START Records supplied
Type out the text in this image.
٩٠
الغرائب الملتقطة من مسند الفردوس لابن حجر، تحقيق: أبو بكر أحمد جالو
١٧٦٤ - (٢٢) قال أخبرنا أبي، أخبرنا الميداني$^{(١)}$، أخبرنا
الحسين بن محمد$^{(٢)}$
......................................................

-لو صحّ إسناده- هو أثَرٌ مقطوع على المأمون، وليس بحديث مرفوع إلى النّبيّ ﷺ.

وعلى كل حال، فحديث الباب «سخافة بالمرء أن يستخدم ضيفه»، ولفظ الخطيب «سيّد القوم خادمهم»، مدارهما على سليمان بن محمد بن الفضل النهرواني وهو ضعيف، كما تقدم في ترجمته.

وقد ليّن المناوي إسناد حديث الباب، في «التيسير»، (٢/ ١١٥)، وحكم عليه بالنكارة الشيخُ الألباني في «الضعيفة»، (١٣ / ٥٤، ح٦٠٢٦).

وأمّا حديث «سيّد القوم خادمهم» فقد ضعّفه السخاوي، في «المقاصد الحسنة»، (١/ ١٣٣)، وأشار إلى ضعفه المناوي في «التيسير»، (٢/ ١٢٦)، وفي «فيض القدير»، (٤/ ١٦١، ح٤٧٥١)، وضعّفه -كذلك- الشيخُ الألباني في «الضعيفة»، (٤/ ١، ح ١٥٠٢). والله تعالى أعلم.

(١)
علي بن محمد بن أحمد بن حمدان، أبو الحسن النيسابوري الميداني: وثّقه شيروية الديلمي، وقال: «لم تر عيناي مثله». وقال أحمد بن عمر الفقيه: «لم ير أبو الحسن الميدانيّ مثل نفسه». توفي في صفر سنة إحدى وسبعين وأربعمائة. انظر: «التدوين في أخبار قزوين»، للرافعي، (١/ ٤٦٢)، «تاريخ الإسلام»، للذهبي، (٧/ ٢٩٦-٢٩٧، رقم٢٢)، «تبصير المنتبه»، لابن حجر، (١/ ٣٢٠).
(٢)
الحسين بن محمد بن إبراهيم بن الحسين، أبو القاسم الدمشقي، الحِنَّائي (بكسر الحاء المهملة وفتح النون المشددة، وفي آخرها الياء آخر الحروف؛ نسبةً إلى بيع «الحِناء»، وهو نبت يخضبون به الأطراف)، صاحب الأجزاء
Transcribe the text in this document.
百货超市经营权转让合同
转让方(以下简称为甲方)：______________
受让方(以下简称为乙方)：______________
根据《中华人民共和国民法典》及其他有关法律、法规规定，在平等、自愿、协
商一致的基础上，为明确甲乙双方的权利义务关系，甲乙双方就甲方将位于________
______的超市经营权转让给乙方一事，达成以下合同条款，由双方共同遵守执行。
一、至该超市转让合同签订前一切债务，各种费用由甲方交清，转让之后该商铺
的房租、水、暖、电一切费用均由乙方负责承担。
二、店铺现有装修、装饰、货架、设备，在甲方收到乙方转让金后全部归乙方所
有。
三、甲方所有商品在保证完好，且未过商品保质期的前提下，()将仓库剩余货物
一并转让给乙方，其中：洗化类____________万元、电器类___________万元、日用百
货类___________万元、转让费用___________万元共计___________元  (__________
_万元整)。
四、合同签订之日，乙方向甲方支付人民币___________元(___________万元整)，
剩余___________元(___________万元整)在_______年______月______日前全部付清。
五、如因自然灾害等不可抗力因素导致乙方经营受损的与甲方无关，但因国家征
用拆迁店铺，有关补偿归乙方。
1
END Records supplied
To be done: From the line containing "Transcribe the text in this document." down to the final line of the data, write out every line exactly; both the first and last of these belong in your answer, and nothing else does.

Result of this exercise:
Transcribe the text in this document.
百货超市经营权转让合同
转让方(以下简称为甲方)：______________
受让方(以下简称为乙方)：______________
根据《中华人民共和国民法典》及其他有关法律、法规规定，在平等、自愿、协
商一致的基础上，为明确甲乙双方的权利义务关系，甲乙双方就甲方将位于________
______的超市经营权转让给乙方一事，达成以下合同条款，由双方共同遵守执行。
一、至该超市转让合同签订前一切债务，各种费用由甲方交清，转让之后该商铺
的房租、水、暖、电一切费用均由乙方负责承担。
二、店铺现有装修、装饰、货架、设备，在甲方收到乙方转让金后全部归乙方所
有。
三、甲方所有商品在保证完好，且未过商品保质期的前提下，()将仓库剩余货物
一并转让给乙方，其中：洗化类____________万元、电器类___________万元、日用百
货类___________万元、转让费用___________万元共计___________元  (__________
_万元整)。
四、合同签订之日，乙方向甲方支付人民币___________元(___________万元整)，
剩余___________元(___________万元整)在_______年______月______日前全部付清。
五、如因自然灾害等不可抗力因素导致乙方经营受损的与甲方无关，但因国家征
用拆迁店铺，有关补偿归乙方。
1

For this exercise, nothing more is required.